## Start AVAILABLE RECORDS

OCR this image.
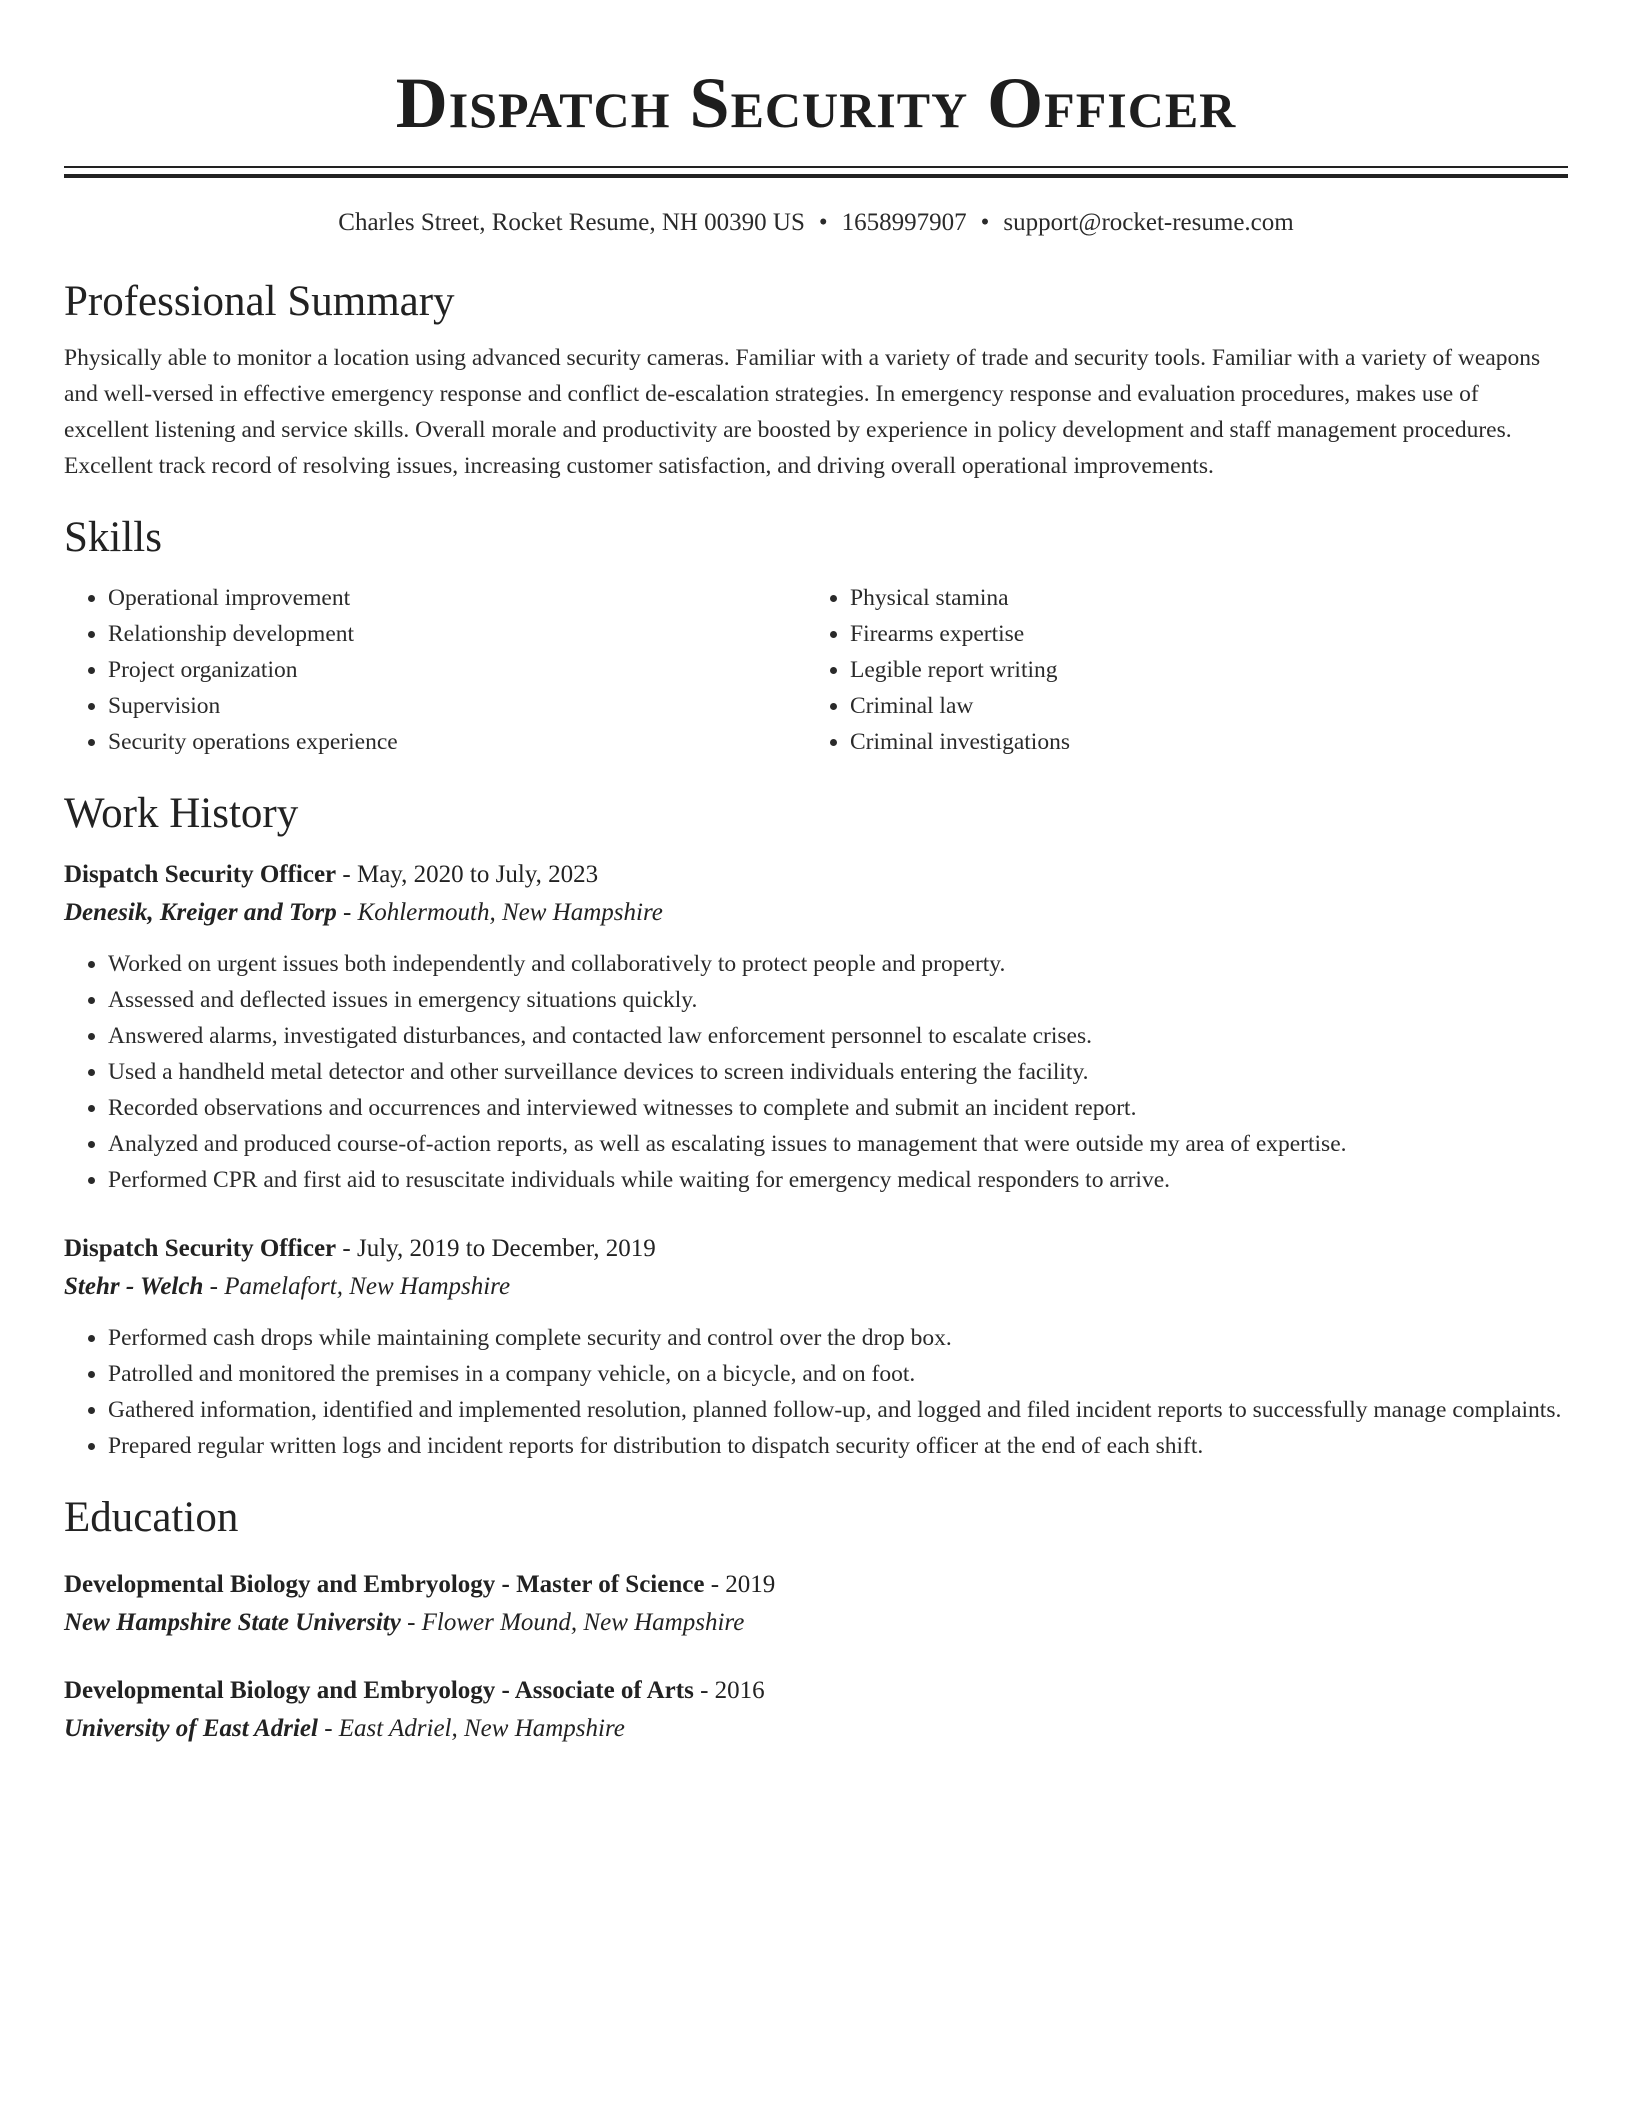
Dispatch Security Officer
Charles Street, Rocket Resume, NH 00390 US • 1658997907 • support@rocket-resume.com
Professional Summary
Physically able to monitor a location using advanced security cameras. Familiar with a variety of trade and security tools. Familiar with a variety of weapons and well-versed in effective emergency response and conflict de-escalation strategies. In emergency response and evaluation procedures, makes use of excellent listening and service skills. Overall morale and productivity are boosted by experience in policy development and staff management procedures. Excellent track record of resolving issues, increasing customer satisfaction, and driving overall operational improvements.
Skills
• Operational improvement
• Relationship development
• Project organization
• Supervision
• Security operations experience
• Physical stamina
• Firearms expertise
• Legible report writing
• Criminal law
• Criminal investigations
Work History
Dispatch Security Officer - May, 2020 to July, 2023
Denesik, Kreiger and Torp - Kohlermouth, New Hampshire
• Worked on urgent issues both independently and collaboratively to protect people and property.
• Assessed and deflected issues in emergency situations quickly.
• Answered alarms, investigated disturbances, and contacted law enforcement personnel to escalate crises.
• Used a handheld metal detector and other surveillance devices to screen individuals entering the facility.
• Recorded observations and occurrences and interviewed witnesses to complete and submit an incident report.
• Analyzed and produced course-of-action reports, as well as escalating issues to management that were outside my area of expertise.
• Performed CPR and first aid to resuscitate individuals while waiting for emergency medical responders to arrive.
Dispatch Security Officer - July, 2019 to December, 2019
Stehr - Welch - Pamelafort, New Hampshire
• Performed cash drops while maintaining complete security and control over the drop box.
• Patrolled and monitored the premises in a company vehicle, on a bicycle, and on foot.
• Gathered information, identified and implemented resolution, planned follow-up, and logged and filed incident reports to successfully manage complaints.
• Prepared regular written logs and incident reports for distribution to dispatch security officer at the end of each shift.
Education
Developmental Biology and Embryology - Master of Science - 2019
New Hampshire State University - Flower Mound, New Hampshire
Developmental Biology and Embryology - Associate of Arts - 2016
University of East Adriel - East Adriel, New Hampshire
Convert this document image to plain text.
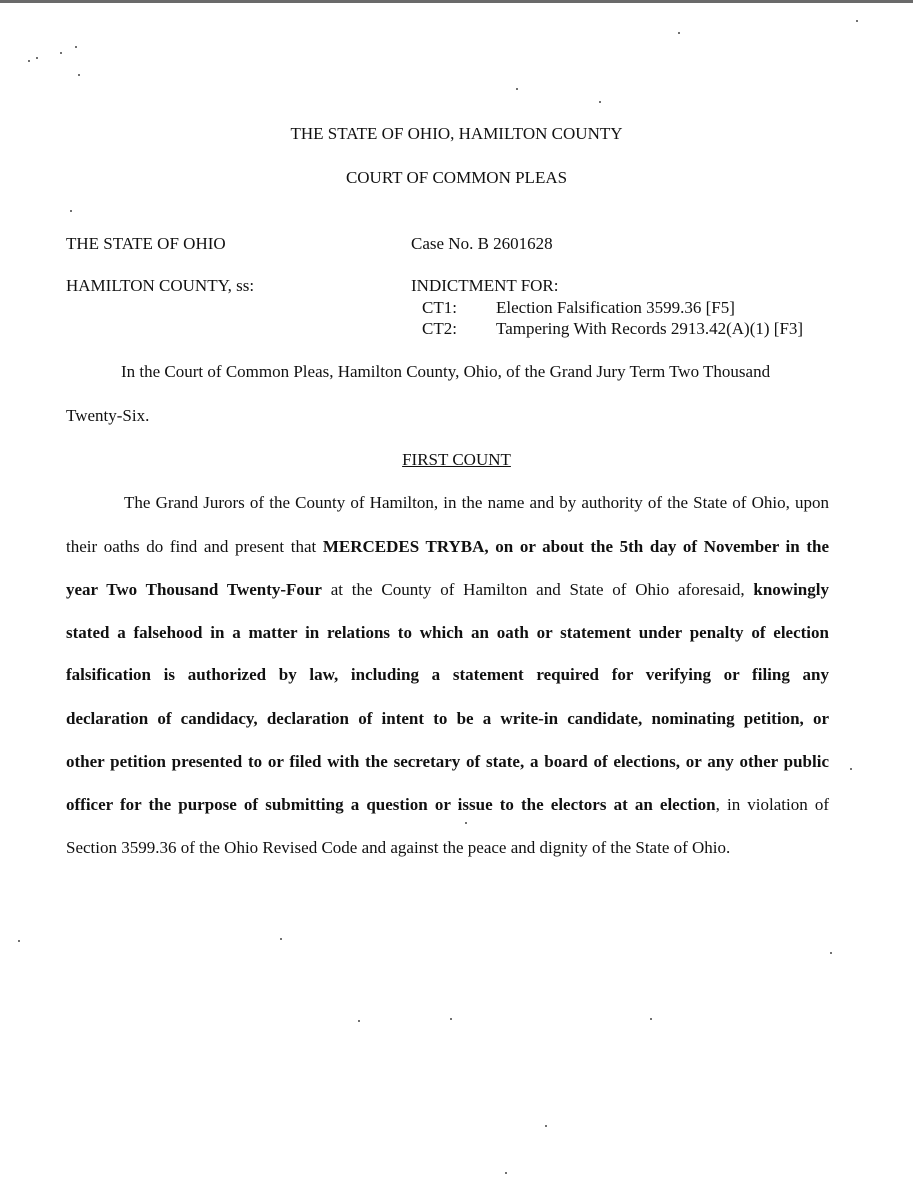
THE STATE OF OHIO, HAMILTON COUNTY
COURT OF COMMON PLEAS
THE STATE OF OHIO
HAMILTON COUNTY, ss:
Case No. B 2601628
INDICTMENT FOR:
CT1: Election Falsification 3599.36 [F5]
CT2: Tampering With Records 2913.42(A)(1) [F3]
In the Court of Common Pleas, Hamilton County, Ohio, of the Grand Jury Term Two Thousand
Twenty-Six.
FIRST COUNT
The Grand Jurors of the County of Hamilton, in the name and by authority of the State of Ohio, upon
their oaths do find and present that MERCEDES TRYBA, on or about the 5th day of November in the
year Two Thousand Twenty-Four at the County of Hamilton and State of Ohio aforesaid, knowingly
stated a falsehood in a matter in relations to which an oath or statement under penalty of election
falsification is authorized by law, including a statement required for verifying or filing any
declaration of candidacy, declaration of intent to be a write-in candidate, nominating petition, or
other petition presented to or filed with the secretary of state, a board of elections, or any other public
officer for the purpose of submitting a question or issue to the electors at an election, in violation of
Section 3599.36 of the Ohio Revised Code and against the peace and dignity of the State of Ohio.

## End AVAILABLE RECORDS

### CHALLENGE
Print out the material word for word, omitting the pictures.

### TASK RESPONSE
OCR this image.
Dispatch Security Officer
Charles Street, Rocket Resume, NH 00390 US • 1658997907 • support@rocket-resume.com
Professional Summary
Physically able to monitor a location using advanced security cameras. Familiar with a variety of trade and security tools. Familiar with a variety of weapons and well-versed in effective emergency response and conflict de-escalation strategies. In emergency response and evaluation procedures, makes use of excellent listening and service skills. Overall morale and productivity are boosted by experience in policy development and staff management procedures. Excellent track record of resolving issues, increasing customer satisfaction, and driving overall operational improvements.
Skills
• Operational improvement
• Relationship development
• Project organization
• Supervision
• Security operations experience
• Physical stamina
• Firearms expertise
• Legible report writing
• Criminal law
• Criminal investigations
Work History
Dispatch Security Officer - May, 2020 to July, 2023
Denesik, Kreiger and Torp - Kohlermouth, New Hampshire
• Worked on urgent issues both independently and collaboratively to protect people and property.
• Assessed and deflected issues in emergency situations quickly.
• Answered alarms, investigated disturbances, and contacted law enforcement personnel to escalate crises.
• Used a handheld metal detector and other surveillance devices to screen individuals entering the facility.
• Recorded observations and occurrences and interviewed witnesses to complete and submit an incident report.
• Analyzed and produced course-of-action reports, as well as escalating issues to management that were outside my area of expertise.
• Performed CPR and first aid to resuscitate individuals while waiting for emergency medical responders to arrive.
Dispatch Security Officer - July, 2019 to December, 2019
Stehr - Welch - Pamelafort, New Hampshire
• Performed cash drops while maintaining complete security and control over the drop box.
• Patrolled and monitored the premises in a company vehicle, on a bicycle, and on foot.
• Gathered information, identified and implemented resolution, planned follow-up, and logged and filed incident reports to successfully manage complaints.
• Prepared regular written logs and incident reports for distribution to dispatch security officer at the end of each shift.
Education
Developmental Biology and Embryology - Master of Science - 2019
New Hampshire State University - Flower Mound, New Hampshire
Developmental Biology and Embryology - Associate of Arts - 2016
University of East Adriel - East Adriel, New Hampshire
Convert this document image to plain text.
THE STATE OF OHIO, HAMILTON COUNTY
COURT OF COMMON PLEAS
THE STATE OF OHIO
HAMILTON COUNTY, ss:
Case No. B 2601628
INDICTMENT FOR:
CT1: Election Falsification 3599.36 [F5]
CT2: Tampering With Records 2913.42(A)(1) [F3]
In the Court of Common Pleas, Hamilton County, Ohio, of the Grand Jury Term Two Thousand
Twenty-Six.
FIRST COUNT
The Grand Jurors of the County of Hamilton, in the name and by authority of the State of Ohio, upon
their oaths do find and present that MERCEDES TRYBA, on or about the 5th day of November in the
year Two Thousand Twenty-Four at the County of Hamilton and State of Ohio aforesaid, knowingly
stated a falsehood in a matter in relations to which an oath or statement under penalty of election
falsification is authorized by law, including a statement required for verifying or filing any
declaration of candidacy, declaration of intent to be a write-in candidate, nominating petition, or
other petition presented to or filed with the secretary of state, a board of elections, or any other public
officer for the purpose of submitting a question or issue to the electors at an election, in violation of
Section 3599.36 of the Ohio Revised Code and against the peace and dignity of the State of Ohio.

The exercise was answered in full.